We have frolicked, we have vacationed in Mexico, we lounged on the beach, we bought a new house, we made friends.  Our second child was born two years later. Sophie is the daughter I have dreamed of my whole life. 
And we have been charmed....
We have grown our children, holding hands, singing songs and loving life.


And we have been charmed.


biopsy bruises, actually pretty nice looking in
this pic, didn't want to share too much booby! Ignore
my chewed up nails...stress....
And then it was September 23, 2011 and I got the call from the sweetest nurse on the planet. "Precious, I have the biopsy report. So, the biopsy shows you have Ductal Carcinoma Insi tu." What is that, what on earth,  I have never heard of it, but, carcinoma sounds bad, my head was spinning, I looked at Chan, I fell to my knees, I couldn't breathe, I couldn't talk, I couldn't look at him. We hung up with the nurse after writing down everything that she said. We hugged, cried, felt weak. Looked at each other, held hands and decided to call our parents. I told Chan, call your daddy first, practice on him before you call my mom. So, we picked up the phone, called my father in law.  Chan couldn't speak, words would not come out, he choked. My father in law was scared, "what's wrong, Chan? Are you ok? Chan?" Finally Chan managed the words, , "It is positive, she has cancer." My father in law was quiet, "We can handle this", he said. "We will do whatever you need." I was encouraged, lifted. We called my mom, she was brave, but she couldn't fool me, she was scared, so was I. 


So, we spent the next four days hitting google, every search teaching me more and giving me more questions. I know this:


Ductal Carcinoma In Situ:
1 in 8 women will be diagnosed with breast cancer.


Ductal carcinoma starts in the tubes (ducts) that move milk from the breast to the nipple. Most breast cancers are of this type.



I snuck this pic when the doc was out of the room!! I am so nosy!
The black circle in the bottom right corner is the mass, it is
so tiny, 8mm. 

Ductal carcinoma in situ (DCIS) is the most common type of non-invasive breast cancer. Ductal means that the cancer starts inside the milk ducts, carcinoma refers to any cancer that begins in the skin or other tissues (including breast tissue) that cover or line the internal organs, and in situ means "in its original place." DCIS is called "non-invasive" because it hasn’t spread beyond the milk duct into any normal surrounding breast tissue. DCIS isn’t life-threatening, but having DCIS can increase the risk of developing an invasive breast cancer later on.

(Dataset excerpts)

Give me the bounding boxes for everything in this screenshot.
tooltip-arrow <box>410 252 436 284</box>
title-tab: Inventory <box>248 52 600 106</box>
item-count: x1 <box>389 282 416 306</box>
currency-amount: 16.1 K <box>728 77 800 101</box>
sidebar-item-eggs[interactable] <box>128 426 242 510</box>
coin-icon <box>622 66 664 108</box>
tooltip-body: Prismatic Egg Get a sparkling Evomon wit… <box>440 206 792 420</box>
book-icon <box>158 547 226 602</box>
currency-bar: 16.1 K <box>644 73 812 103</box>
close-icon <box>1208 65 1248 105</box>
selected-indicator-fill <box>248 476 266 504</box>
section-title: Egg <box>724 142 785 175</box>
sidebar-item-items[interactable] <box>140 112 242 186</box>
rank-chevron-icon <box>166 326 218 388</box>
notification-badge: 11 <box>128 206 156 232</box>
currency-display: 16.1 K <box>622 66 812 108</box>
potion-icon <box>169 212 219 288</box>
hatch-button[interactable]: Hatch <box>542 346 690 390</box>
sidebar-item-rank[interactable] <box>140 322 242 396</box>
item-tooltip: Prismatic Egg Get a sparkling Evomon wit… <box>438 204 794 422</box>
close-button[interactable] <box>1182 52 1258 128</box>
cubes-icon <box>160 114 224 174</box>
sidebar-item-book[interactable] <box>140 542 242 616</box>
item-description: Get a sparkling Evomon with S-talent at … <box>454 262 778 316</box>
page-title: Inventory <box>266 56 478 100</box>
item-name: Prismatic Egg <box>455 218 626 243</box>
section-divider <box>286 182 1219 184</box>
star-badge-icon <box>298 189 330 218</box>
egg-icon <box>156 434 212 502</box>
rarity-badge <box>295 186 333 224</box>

PROBLEMS TO SOLVE:
**A.** In the breast cancer diagnosis account, list each thing the couple did that appears in the sentence beginning "We have frolicked".
**B.** According to the breast cancer diagnosis account, on what date did the narrator get the call with the biopsy report?
**C.** Carry on the breast cancer diagnosis account, picking up after its final sentence.

RESPONSES TO THE TASKS:
**A.**
- frolicked
- vacationed in Mexico
- lounged on the beach
- bought a new house
- made friends

**B.** September 23, 2011.

**C.**
When you have had DCIS, you are at higher risk for the cancer coming back or for developing a new breast cancer than a person who has never had breast cancer before. Most recurrences happen within the 5 to 10 years after initial diagnosis. The chances of a recurrence are under 30%. 
(from Breastcancer.org)

Because of increased screening with mammograms, the rate at which DCIS is diagnosed has increased dramatically in recent years.
While DCIS isn't life-threatening, it does require treatment to prevent the condition from becoming invasive. Most women with DCIS are effectively treated with breast-conserving surgery and radiation. from Mayoclinic.com
So armed with these facts, we were ready scared, but, ready. 
I will share what's going on with my journey here, I was going to write a separate blog, but, this is all me, the workouts, the motivation, the recipes for my favorite salad, the breast cancer.
 I hope that this will help someone in their journey. Please share with whoever you think will like/need/read/appreciate this ramble.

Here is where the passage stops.